*WHAT TO PRODUCE*:
Transcribe all of the material below word for word and leave out its pictures.

+++ ROWS

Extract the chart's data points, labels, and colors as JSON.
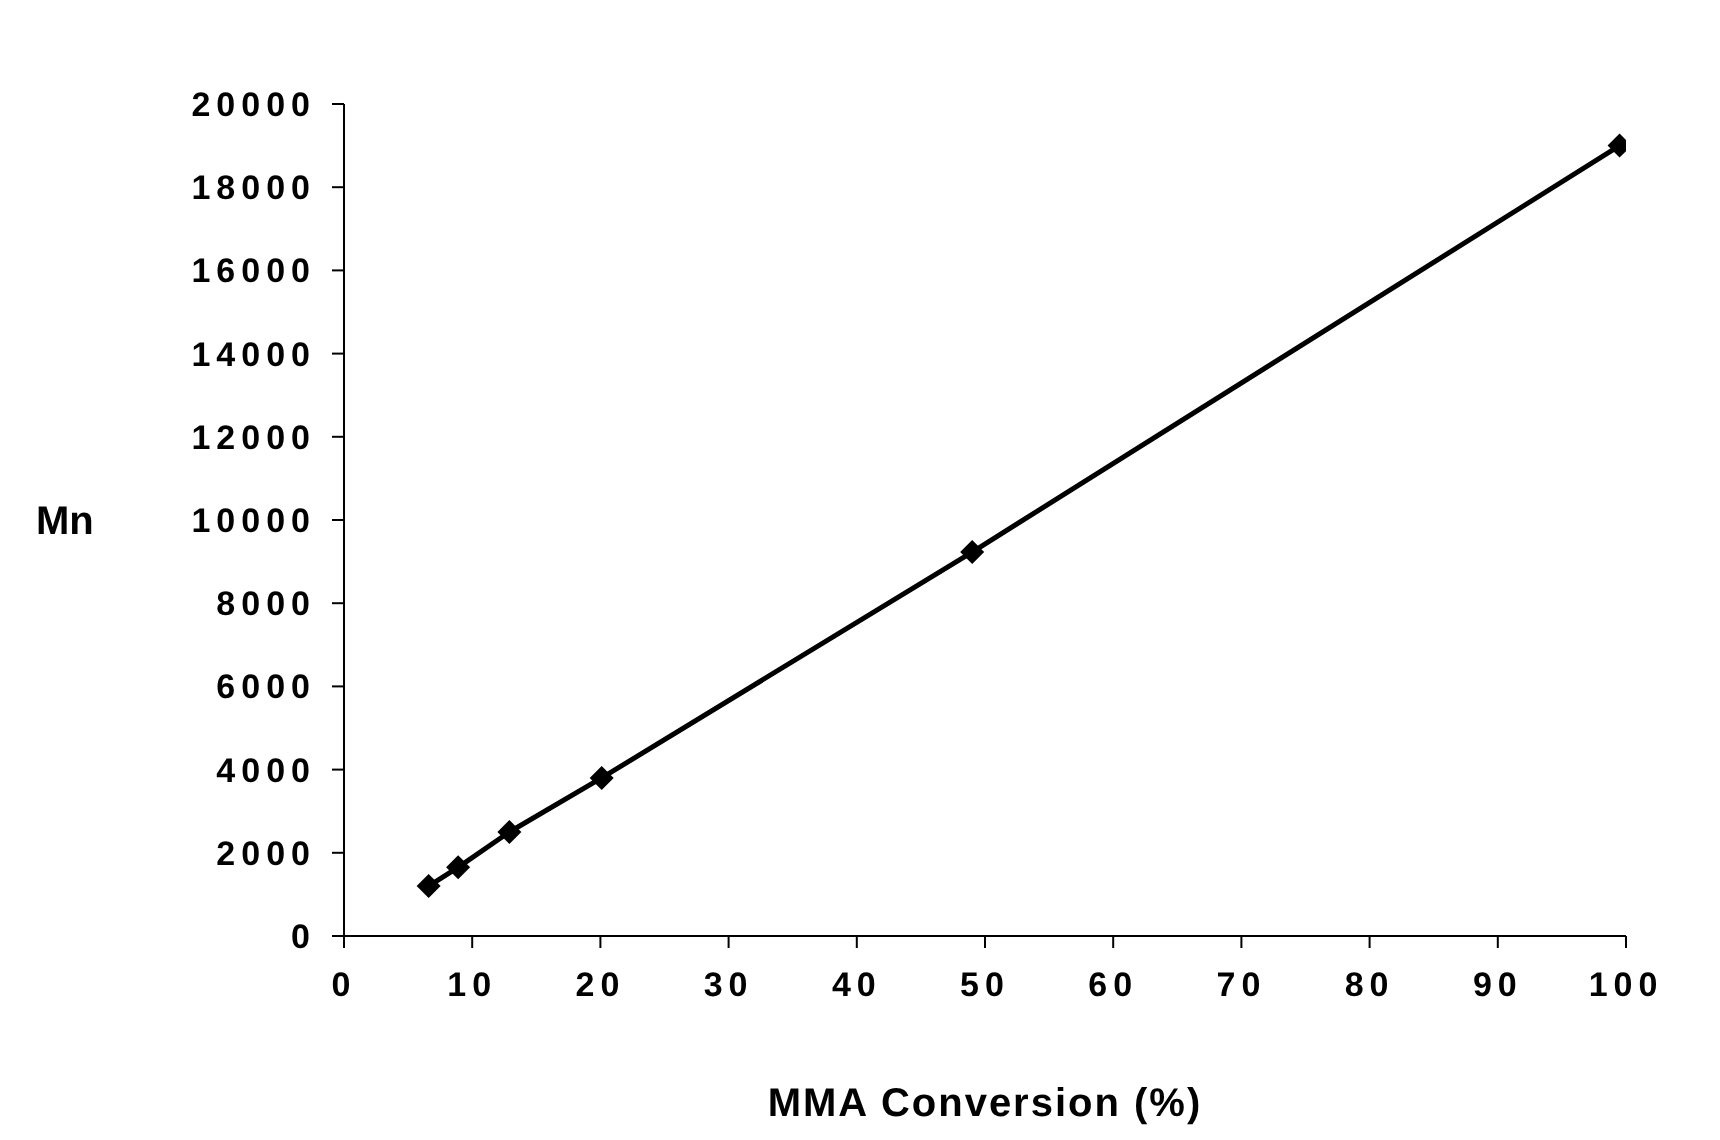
{
  "chart_data": {
    "type": "line",
    "xlabel": "MMA  Conversion  (%)",
    "ylabel": "Mn",
    "x": [
      6.6,
      8.9,
      12.9,
      20.1,
      49,
      99.5
    ],
    "series": [
      {
        "color": "#000000",
        "values": [
          1200,
          1650,
          2500,
          3800,
          9230,
          19000
        ]
      }
    ],
    "xlim": [
      0,
      100
    ],
    "xticks": [
      0,
      10,
      20,
      30,
      40,
      50,
      60,
      70,
      80,
      90,
      100
    ],
    "ylim": [
      0,
      20000
    ],
    "yticks": [
      0,
      2000,
      4000,
      6000,
      8000,
      10000,
      12000,
      14000,
      16000,
      18000,
      20000
    ],
    "grid": false,
    "legend": false,
    "marker": "diamond",
    "line_style": "solid"
  }
}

++++++

*EXPECTED OUTPUT*:
Extract the chart's data points, labels, and colors as JSON.
{
  "chart_data": {
    "type": "line",
    "xlabel": "MMA  Conversion  (%)",
    "ylabel": "Mn",
    "x": [
      6.6,
      8.9,
      12.9,
      20.1,
      49,
      99.5
    ],
    "series": [
      {
        "color": "#000000",
        "values": [
          1200,
          1650,
          2500,
          3800,
          9230,
          19000
        ]
      }
    ],
    "xlim": [
      0,
      100
    ],
    "xticks": [
      0,
      10,
      20,
      30,
      40,
      50,
      60,
      70,
      80,
      90,
      100
    ],
    "ylim": [
      0,
      20000
    ],
    "yticks": [
      0,
      2000,
      4000,
      6000,
      8000,
      10000,
      12000,
      14000,
      16000,
      18000,
      20000
    ],
    "grid": false,
    "legend": false,
    "marker": "diamond",
    "line_style": "solid"
  }
}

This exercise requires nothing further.